→ **WHAT IS REQUIRED**: A faithful copy of the whole listing is the goal. Match it exactly.

→ **EXCERPTED RECORDS**:
Start of Block

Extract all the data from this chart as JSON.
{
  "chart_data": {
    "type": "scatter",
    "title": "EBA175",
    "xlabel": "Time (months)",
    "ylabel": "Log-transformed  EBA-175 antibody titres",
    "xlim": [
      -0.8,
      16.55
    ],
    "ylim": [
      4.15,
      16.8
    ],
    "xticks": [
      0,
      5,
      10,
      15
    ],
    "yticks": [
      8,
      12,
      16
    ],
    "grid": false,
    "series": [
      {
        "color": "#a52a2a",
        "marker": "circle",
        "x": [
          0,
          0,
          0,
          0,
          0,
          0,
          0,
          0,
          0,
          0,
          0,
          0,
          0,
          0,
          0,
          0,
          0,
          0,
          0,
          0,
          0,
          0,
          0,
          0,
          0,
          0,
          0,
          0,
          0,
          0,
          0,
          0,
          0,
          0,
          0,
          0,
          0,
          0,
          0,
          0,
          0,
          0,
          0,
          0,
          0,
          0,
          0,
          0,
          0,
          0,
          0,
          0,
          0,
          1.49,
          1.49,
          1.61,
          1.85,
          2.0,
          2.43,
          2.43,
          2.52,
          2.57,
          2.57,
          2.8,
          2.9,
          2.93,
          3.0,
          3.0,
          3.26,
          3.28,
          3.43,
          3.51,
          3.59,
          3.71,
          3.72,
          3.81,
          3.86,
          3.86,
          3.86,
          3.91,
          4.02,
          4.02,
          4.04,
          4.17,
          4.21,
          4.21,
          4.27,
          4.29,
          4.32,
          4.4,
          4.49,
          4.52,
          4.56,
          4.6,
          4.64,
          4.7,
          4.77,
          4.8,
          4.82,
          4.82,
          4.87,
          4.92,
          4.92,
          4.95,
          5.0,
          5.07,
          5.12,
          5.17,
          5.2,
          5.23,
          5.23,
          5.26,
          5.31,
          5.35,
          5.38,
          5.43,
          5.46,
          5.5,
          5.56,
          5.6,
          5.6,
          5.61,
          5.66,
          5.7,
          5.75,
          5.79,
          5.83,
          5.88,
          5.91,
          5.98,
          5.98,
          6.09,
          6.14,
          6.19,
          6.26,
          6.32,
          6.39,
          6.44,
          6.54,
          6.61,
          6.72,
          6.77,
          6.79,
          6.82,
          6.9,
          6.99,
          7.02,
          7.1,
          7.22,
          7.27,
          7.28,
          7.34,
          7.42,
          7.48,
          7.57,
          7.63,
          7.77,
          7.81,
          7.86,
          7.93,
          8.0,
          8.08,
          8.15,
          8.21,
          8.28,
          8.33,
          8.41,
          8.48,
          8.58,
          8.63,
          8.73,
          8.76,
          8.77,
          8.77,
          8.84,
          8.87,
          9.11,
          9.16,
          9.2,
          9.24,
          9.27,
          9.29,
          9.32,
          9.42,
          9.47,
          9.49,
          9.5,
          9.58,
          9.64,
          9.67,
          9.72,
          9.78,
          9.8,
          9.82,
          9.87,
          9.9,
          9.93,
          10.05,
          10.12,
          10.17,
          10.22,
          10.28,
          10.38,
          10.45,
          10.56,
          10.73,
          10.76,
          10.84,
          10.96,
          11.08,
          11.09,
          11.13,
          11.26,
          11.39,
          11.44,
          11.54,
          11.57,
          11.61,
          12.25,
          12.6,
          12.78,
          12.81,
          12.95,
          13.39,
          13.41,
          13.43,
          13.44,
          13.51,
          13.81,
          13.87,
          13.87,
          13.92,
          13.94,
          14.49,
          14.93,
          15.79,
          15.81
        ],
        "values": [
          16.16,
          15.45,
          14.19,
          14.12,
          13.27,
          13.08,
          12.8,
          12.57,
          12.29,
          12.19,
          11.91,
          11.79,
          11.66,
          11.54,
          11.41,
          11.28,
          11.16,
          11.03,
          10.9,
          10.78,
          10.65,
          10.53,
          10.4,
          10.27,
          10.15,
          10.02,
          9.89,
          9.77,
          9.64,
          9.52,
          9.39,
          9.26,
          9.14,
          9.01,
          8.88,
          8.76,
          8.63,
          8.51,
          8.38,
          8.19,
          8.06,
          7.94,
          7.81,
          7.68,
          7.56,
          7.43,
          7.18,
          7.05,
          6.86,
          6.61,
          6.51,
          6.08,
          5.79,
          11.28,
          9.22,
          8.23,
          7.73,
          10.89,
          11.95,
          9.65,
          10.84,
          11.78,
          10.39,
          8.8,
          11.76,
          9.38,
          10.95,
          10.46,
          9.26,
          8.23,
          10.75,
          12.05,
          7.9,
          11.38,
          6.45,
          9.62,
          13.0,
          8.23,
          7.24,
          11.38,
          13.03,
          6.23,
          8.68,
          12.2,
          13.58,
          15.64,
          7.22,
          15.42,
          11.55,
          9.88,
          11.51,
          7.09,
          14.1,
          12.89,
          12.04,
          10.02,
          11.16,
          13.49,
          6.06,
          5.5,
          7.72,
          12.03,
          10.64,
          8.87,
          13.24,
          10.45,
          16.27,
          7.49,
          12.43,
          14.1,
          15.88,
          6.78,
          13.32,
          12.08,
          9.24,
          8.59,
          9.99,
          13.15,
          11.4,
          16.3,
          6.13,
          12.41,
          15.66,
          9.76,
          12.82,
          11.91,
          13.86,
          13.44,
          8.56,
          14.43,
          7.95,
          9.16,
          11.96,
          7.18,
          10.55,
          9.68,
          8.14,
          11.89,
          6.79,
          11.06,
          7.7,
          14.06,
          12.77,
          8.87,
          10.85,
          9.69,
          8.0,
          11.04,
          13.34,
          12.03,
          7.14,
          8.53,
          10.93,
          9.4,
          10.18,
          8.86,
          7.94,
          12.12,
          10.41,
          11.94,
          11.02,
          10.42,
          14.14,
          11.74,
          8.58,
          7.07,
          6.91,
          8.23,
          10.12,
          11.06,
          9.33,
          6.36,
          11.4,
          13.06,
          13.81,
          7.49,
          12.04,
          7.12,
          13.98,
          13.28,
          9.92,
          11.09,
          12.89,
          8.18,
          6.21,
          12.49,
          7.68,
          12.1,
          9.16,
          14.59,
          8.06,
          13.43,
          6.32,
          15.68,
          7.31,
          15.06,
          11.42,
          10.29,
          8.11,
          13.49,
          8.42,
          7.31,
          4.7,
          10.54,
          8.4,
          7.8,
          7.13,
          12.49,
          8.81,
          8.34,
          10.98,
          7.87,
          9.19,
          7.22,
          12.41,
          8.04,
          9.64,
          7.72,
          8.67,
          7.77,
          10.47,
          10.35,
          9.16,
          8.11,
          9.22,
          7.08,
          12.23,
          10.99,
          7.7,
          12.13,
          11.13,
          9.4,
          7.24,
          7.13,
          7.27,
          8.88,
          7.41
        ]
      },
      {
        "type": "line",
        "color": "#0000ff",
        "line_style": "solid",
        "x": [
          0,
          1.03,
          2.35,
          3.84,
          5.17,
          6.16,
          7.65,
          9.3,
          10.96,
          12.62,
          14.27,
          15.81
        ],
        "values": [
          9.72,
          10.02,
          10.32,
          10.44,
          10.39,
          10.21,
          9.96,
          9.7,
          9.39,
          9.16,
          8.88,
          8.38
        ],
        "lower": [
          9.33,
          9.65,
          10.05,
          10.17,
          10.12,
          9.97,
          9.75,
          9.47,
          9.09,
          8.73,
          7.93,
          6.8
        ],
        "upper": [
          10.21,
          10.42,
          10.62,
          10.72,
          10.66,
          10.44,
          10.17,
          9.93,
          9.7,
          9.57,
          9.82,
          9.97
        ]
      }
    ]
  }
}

End of Block

→ **ANSWER BELOW**:
Extract all the data from this chart as JSON.
{
  "chart_data": {
    "type": "scatter",
    "title": "EBA175",
    "xlabel": "Time (months)",
    "ylabel": "Log-transformed  EBA-175 antibody titres",
    "xlim": [
      -0.8,
      16.55
    ],
    "ylim": [
      4.15,
      16.8
    ],
    "xticks": [
      0,
      5,
      10,
      15
    ],
    "yticks": [
      8,
      12,
      16
    ],
    "grid": false,
    "series": [
      {
        "color": "#a52a2a",
        "marker": "circle",
        "x": [
          0,
          0,
          0,
          0,
          0,
          0,
          0,
          0,
          0,
          0,
          0,
          0,
          0,
          0,
          0,
          0,
          0,
          0,
          0,
          0,
          0,
          0,
          0,
          0,
          0,
          0,
          0,
          0,
          0,
          0,
          0,
          0,
          0,
          0,
          0,
          0,
          0,
          0,
          0,
          0,
          0,
          0,
          0,
          0,
          0,
          0,
          0,
          0,
          0,
          0,
          0,
          0,
          0,
          1.49,
          1.49,
          1.61,
          1.85,
          2.0,
          2.43,
          2.43,
          2.52,
          2.57,
          2.57,
          2.8,
          2.9,
          2.93,
          3.0,
          3.0,
          3.26,
          3.28,
          3.43,
          3.51,
          3.59,
          3.71,
          3.72,
          3.81,
          3.86,
          3.86,
          3.86,
          3.91,
          4.02,
          4.02,
          4.04,
          4.17,
          4.21,
          4.21,
          4.27,
          4.29,
          4.32,
          4.4,
          4.49,
          4.52,
          4.56,
          4.6,
          4.64,
          4.7,
          4.77,
          4.8,
          4.82,
          4.82,
          4.87,
          4.92,
          4.92,
          4.95,
          5.0,
          5.07,
          5.12,
          5.17,
          5.2,
          5.23,
          5.23,
          5.26,
          5.31,
          5.35,
          5.38,
          5.43,
          5.46,
          5.5,
          5.56,
          5.6,
          5.6,
          5.61,
          5.66,
          5.7,
          5.75,
          5.79,
          5.83,
          5.88,
          5.91,
          5.98,
          5.98,
          6.09,
          6.14,
          6.19,
          6.26,
          6.32,
          6.39,
          6.44,
          6.54,
          6.61,
          6.72,
          6.77,
          6.79,
          6.82,
          6.9,
          6.99,
          7.02,
          7.1,
          7.22,
          7.27,
          7.28,
          7.34,
          7.42,
          7.48,
          7.57,
          7.63,
          7.77,
          7.81,
          7.86,
          7.93,
          8.0,
          8.08,
          8.15,
          8.21,
          8.28,
          8.33,
          8.41,
          8.48,
          8.58,
          8.63,
          8.73,
          8.76,
          8.77,
          8.77,
          8.84,
          8.87,
          9.11,
          9.16,
          9.2,
          9.24,
          9.27,
          9.29,
          9.32,
          9.42,
          9.47,
          9.49,
          9.5,
          9.58,
          9.64,
          9.67,
          9.72,
          9.78,
          9.8,
          9.82,
          9.87,
          9.9,
          9.93,
          10.05,
          10.12,
          10.17,
          10.22,
          10.28,
          10.38,
          10.45,
          10.56,
          10.73,
          10.76,
          10.84,
          10.96,
          11.08,
          11.09,
          11.13,
          11.26,
          11.39,
          11.44,
          11.54,
          11.57,
          11.61,
          12.25,
          12.6,
          12.78,
          12.81,
          12.95,
          13.39,
          13.41,
          13.43,
          13.44,
          13.51,
          13.81,
          13.87,
          13.87,
          13.92,
          13.94,
          14.49,
          14.93,
          15.79,
          15.81
        ],
        "values": [
          16.16,
          15.45,
          14.19,
          14.12,
          13.27,
          13.08,
          12.8,
          12.57,
          12.29,
          12.19,
          11.91,
          11.79,
          11.66,
          11.54,
          11.41,
          11.28,
          11.16,
          11.03,
          10.9,
          10.78,
          10.65,
          10.53,
          10.4,
          10.27,
          10.15,
          10.02,
          9.89,
          9.77,
          9.64,
          9.52,
          9.39,
          9.26,
          9.14,
          9.01,
          8.88,
          8.76,
          8.63,
          8.51,
          8.38,
          8.19,
          8.06,
          7.94,
          7.81,
          7.68,
          7.56,
          7.43,
          7.18,
          7.05,
          6.86,
          6.61,
          6.51,
          6.08,
          5.79,
          11.28,
          9.22,
          8.23,
          7.73,
          10.89,
          11.95,
          9.65,
          10.84,
          11.78,
          10.39,
          8.8,
          11.76,
          9.38,
          10.95,
          10.46,
          9.26,
          8.23,
          10.75,
          12.05,
          7.9,
          11.38,
          6.45,
          9.62,
          13.0,
          8.23,
          7.24,
          11.38,
          13.03,
          6.23,
          8.68,
          12.2,
          13.58,
          15.64,
          7.22,
          15.42,
          11.55,
          9.88,
          11.51,
          7.09,
          14.1,
          12.89,
          12.04,
          10.02,
          11.16,
          13.49,
          6.06,
          5.5,
          7.72,
          12.03,
          10.64,
          8.87,
          13.24,
          10.45,
          16.27,
          7.49,
          12.43,
          14.1,
          15.88,
          6.78,
          13.32,
          12.08,
          9.24,
          8.59,
          9.99,
          13.15,
          11.4,
          16.3,
          6.13,
          12.41,
          15.66,
          9.76,
          12.82,
          11.91,
          13.86,
          13.44,
          8.56,
          14.43,
          7.95,
          9.16,
          11.96,
          7.18,
          10.55,
          9.68,
          8.14,
          11.89,
          6.79,
          11.06,
          7.7,
          14.06,
          12.77,
          8.87,
          10.85,
          9.69,
          8.0,
          11.04,
          13.34,
          12.03,
          7.14,
          8.53,
          10.93,
          9.4,
          10.18,
          8.86,
          7.94,
          12.12,
          10.41,
          11.94,
          11.02,
          10.42,
          14.14,
          11.74,
          8.58,
          7.07,
          6.91,
          8.23,
          10.12,
          11.06,
          9.33,
          6.36,
          11.4,
          13.06,
          13.81,
          7.49,
          12.04,
          7.12,
          13.98,
          13.28,
          9.92,
          11.09,
          12.89,
          8.18,
          6.21,
          12.49,
          7.68,
          12.1,
          9.16,
          14.59,
          8.06,
          13.43,
          6.32,
          15.68,
          7.31,
          15.06,
          11.42,
          10.29,
          8.11,
          13.49,
          8.42,
          7.31,
          4.7,
          10.54,
          8.4,
          7.8,
          7.13,
          12.49,
          8.81,
          8.34,
          10.98,
          7.87,
          9.19,
          7.22,
          12.41,
          8.04,
          9.64,
          7.72,
          8.67,
          7.77,
          10.47,
          10.35,
          9.16,
          8.11,
          9.22,
          7.08,
          12.23,
          10.99,
          7.7,
          12.13,
          11.13,
          9.4,
          7.24,
          7.13,
          7.27,
          8.88,
          7.41
        ]
      },
      {
        "type": "line",
        "color": "#0000ff",
        "line_style": "solid",
        "x": [
          0,
          1.03,
          2.35,
          3.84,
          5.17,
          6.16,
          7.65,
          9.3,
          10.96,
          12.62,
          14.27,
          15.81
        ],
        "values": [
          9.72,
          10.02,
          10.32,
          10.44,
          10.39,
          10.21,
          9.96,
          9.7,
          9.39,
          9.16,
          8.88,
          8.38
        ],
        "lower": [
          9.33,
          9.65,
          10.05,
          10.17,
          10.12,
          9.97,
          9.75,
          9.47,
          9.09,
          8.73,
          7.93,
          6.8
        ],
        "upper": [
          10.21,
          10.42,
          10.62,
          10.72,
          10.66,
          10.44,
          10.17,
          9.93,
          9.7,
          9.57,
          9.82,
          9.97
        ]
      }
    ]
  }
}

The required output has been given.